____ DATA FOR THIS EXERCISE

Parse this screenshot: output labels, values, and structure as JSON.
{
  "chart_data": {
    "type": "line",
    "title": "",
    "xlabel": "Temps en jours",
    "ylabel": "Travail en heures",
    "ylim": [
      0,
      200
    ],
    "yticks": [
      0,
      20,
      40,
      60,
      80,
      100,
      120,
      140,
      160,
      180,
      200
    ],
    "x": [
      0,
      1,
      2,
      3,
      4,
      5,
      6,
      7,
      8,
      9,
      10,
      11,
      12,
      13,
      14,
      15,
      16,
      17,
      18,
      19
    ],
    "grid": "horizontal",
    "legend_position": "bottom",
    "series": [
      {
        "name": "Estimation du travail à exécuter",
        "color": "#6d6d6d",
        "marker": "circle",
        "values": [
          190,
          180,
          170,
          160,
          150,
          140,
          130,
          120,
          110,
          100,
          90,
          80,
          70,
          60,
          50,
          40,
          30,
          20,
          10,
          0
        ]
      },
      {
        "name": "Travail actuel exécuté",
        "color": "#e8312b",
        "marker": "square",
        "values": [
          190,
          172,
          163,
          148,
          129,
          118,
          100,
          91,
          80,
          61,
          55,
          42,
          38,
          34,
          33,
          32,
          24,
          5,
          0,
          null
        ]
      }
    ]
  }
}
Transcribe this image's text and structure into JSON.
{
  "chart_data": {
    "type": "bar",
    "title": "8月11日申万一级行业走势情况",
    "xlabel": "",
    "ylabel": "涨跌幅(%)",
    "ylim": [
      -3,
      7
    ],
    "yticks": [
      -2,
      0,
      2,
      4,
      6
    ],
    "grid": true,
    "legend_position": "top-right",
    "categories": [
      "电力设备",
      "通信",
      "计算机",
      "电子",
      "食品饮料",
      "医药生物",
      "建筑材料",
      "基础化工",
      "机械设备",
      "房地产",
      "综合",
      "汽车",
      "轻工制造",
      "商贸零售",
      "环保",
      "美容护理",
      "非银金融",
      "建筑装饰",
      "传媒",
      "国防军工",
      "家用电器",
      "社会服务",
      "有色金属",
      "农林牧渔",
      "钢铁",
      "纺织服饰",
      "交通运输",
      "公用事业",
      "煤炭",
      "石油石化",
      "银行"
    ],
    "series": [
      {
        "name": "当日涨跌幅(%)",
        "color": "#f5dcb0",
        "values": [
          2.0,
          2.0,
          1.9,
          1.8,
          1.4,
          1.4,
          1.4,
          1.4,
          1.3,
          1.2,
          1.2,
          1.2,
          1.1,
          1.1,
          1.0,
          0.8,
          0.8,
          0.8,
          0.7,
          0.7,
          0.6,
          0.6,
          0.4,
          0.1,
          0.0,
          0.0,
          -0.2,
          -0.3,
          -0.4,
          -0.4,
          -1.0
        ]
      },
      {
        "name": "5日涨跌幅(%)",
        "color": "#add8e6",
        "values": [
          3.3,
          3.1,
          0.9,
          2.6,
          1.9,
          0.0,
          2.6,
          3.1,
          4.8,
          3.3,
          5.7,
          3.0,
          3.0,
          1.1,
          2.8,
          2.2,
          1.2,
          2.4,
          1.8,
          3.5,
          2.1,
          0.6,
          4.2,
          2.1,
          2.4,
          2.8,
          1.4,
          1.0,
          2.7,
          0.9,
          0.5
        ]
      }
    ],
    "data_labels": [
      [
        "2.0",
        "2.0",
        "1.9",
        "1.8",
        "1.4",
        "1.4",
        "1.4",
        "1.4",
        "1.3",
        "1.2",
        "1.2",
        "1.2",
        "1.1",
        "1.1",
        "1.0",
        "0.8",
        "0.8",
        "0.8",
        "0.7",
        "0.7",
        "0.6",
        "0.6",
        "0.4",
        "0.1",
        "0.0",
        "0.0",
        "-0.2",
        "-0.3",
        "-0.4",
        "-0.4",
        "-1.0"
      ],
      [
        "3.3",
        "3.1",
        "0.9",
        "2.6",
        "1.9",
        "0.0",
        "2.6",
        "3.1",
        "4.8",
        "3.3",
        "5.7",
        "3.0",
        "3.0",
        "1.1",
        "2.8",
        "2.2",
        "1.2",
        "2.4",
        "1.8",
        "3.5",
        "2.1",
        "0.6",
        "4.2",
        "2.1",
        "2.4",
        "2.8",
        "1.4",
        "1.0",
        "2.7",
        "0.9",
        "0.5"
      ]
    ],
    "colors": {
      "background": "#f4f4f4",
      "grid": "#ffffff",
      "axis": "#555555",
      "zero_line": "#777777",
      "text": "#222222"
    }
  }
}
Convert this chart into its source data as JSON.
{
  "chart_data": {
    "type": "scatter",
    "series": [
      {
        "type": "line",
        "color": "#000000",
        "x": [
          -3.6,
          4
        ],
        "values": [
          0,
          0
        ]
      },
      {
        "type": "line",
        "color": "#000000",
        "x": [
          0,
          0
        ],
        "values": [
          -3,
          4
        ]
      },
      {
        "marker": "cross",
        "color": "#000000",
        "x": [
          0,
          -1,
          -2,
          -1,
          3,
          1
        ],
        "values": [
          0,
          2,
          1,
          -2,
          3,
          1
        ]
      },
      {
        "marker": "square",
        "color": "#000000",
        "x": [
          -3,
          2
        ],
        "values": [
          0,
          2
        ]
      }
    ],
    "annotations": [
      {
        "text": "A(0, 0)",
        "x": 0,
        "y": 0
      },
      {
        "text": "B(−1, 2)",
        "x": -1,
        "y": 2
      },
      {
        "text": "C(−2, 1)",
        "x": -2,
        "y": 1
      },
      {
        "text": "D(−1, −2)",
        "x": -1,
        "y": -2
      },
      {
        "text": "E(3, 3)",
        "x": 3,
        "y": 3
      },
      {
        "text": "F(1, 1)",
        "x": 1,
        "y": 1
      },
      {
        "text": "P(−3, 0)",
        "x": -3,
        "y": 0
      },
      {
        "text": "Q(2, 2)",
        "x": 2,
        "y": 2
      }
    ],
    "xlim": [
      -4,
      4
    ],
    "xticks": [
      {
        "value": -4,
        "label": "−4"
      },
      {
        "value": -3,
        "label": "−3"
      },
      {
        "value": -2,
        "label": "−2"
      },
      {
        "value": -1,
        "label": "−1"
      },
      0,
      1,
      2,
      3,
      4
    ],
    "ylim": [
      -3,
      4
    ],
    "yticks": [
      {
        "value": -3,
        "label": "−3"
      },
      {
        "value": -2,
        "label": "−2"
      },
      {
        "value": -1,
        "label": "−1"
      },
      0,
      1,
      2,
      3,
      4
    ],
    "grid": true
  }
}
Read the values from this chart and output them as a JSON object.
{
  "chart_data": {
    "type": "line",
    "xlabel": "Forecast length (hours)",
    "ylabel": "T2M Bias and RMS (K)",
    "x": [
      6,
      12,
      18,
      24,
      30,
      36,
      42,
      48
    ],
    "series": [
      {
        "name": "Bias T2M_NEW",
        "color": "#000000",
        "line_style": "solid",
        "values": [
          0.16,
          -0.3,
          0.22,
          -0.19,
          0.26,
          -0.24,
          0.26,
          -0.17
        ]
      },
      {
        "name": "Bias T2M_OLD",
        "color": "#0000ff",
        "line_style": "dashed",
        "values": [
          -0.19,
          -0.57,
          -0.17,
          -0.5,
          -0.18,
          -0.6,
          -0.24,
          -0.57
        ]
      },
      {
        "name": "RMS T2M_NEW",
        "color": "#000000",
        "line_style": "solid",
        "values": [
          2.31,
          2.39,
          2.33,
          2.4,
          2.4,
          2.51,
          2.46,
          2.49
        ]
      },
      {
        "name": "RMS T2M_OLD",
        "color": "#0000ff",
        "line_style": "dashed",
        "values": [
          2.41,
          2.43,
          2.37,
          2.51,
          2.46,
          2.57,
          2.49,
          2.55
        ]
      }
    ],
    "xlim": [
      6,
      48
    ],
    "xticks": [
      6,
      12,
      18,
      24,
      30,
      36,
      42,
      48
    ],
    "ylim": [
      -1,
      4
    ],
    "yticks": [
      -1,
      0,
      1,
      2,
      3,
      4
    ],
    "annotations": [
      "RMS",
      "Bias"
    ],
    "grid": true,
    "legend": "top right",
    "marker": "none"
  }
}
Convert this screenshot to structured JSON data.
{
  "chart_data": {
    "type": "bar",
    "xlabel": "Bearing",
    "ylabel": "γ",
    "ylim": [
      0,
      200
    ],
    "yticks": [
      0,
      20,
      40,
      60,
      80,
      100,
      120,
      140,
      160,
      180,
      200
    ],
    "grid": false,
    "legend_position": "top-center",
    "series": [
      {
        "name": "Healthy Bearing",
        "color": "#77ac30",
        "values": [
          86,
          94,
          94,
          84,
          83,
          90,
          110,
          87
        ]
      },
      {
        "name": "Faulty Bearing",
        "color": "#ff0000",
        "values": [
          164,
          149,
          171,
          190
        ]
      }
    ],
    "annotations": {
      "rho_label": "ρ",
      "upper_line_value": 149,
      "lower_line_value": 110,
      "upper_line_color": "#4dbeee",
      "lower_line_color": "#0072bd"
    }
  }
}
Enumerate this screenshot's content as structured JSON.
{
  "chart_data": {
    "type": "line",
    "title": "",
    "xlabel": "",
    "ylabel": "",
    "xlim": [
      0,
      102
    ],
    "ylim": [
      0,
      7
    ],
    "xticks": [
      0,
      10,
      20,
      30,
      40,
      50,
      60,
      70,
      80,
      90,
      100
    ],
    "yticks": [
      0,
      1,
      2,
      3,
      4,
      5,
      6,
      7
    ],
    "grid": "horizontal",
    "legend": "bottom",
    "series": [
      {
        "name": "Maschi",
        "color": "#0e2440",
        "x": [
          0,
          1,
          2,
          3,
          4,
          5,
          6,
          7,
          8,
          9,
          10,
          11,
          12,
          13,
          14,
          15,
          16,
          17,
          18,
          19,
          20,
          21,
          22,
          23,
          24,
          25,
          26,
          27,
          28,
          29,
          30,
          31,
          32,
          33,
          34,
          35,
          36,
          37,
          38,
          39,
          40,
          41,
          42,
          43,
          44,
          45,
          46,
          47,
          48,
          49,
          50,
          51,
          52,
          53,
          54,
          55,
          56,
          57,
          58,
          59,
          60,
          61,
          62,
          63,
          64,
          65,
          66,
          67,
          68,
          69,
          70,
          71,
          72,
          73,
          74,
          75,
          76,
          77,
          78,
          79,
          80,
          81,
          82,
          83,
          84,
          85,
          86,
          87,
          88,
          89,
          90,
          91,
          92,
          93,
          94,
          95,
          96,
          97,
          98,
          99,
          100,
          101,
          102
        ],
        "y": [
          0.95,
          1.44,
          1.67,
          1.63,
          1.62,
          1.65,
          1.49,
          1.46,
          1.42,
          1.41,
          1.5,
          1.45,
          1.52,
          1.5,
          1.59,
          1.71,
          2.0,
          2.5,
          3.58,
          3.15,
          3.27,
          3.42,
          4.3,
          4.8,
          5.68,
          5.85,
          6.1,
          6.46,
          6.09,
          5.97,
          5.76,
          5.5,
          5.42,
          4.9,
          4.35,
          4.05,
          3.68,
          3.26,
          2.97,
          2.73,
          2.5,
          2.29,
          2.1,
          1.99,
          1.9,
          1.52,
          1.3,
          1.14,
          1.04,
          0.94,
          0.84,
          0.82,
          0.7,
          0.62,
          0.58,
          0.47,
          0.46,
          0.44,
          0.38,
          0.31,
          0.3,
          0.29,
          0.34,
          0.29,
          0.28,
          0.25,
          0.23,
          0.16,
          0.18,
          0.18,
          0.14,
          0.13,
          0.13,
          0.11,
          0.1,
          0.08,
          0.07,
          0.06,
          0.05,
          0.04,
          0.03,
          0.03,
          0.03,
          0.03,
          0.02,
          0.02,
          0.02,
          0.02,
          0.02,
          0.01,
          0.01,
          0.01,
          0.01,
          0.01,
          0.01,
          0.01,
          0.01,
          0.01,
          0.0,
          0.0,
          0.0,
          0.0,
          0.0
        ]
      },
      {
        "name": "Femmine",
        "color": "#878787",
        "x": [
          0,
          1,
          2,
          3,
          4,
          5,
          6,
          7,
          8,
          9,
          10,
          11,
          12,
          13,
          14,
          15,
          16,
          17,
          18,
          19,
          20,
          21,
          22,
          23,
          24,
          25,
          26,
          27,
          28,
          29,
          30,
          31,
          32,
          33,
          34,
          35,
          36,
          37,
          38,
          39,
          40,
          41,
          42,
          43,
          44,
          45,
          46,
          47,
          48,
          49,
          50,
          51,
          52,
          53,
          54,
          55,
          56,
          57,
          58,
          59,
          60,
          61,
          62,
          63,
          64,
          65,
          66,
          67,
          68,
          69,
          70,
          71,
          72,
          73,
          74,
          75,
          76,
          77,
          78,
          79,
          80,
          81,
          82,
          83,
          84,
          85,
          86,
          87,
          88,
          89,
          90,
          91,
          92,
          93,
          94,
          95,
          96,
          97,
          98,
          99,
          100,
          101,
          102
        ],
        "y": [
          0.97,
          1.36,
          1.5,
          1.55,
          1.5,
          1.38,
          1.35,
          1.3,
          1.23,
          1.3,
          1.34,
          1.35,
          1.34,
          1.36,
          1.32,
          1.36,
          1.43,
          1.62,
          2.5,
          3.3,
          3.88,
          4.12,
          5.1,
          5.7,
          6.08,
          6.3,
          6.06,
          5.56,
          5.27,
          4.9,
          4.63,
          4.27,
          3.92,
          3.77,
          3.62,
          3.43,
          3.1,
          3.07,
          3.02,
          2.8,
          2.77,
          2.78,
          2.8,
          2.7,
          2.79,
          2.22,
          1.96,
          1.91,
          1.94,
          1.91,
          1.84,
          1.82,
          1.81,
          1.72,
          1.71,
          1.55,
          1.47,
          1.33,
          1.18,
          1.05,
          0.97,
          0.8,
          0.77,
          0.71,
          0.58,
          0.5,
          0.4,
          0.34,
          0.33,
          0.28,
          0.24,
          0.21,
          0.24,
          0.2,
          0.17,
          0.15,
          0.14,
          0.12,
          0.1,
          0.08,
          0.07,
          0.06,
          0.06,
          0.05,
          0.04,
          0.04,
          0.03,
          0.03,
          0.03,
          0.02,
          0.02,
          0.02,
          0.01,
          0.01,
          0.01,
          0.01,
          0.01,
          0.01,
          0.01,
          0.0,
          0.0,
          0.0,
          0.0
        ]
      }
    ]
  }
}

________

REQUIRED TASK:
In the entries above, find each line with the word "Bias" and copy it.

ANSWER TO THIS EXERCISE:
    "ylabel": "T2M Bias and RMS (K)",
        "name": "Bias T2M_NEW",
        "name": "Bias T2M_OLD",
      "Bias"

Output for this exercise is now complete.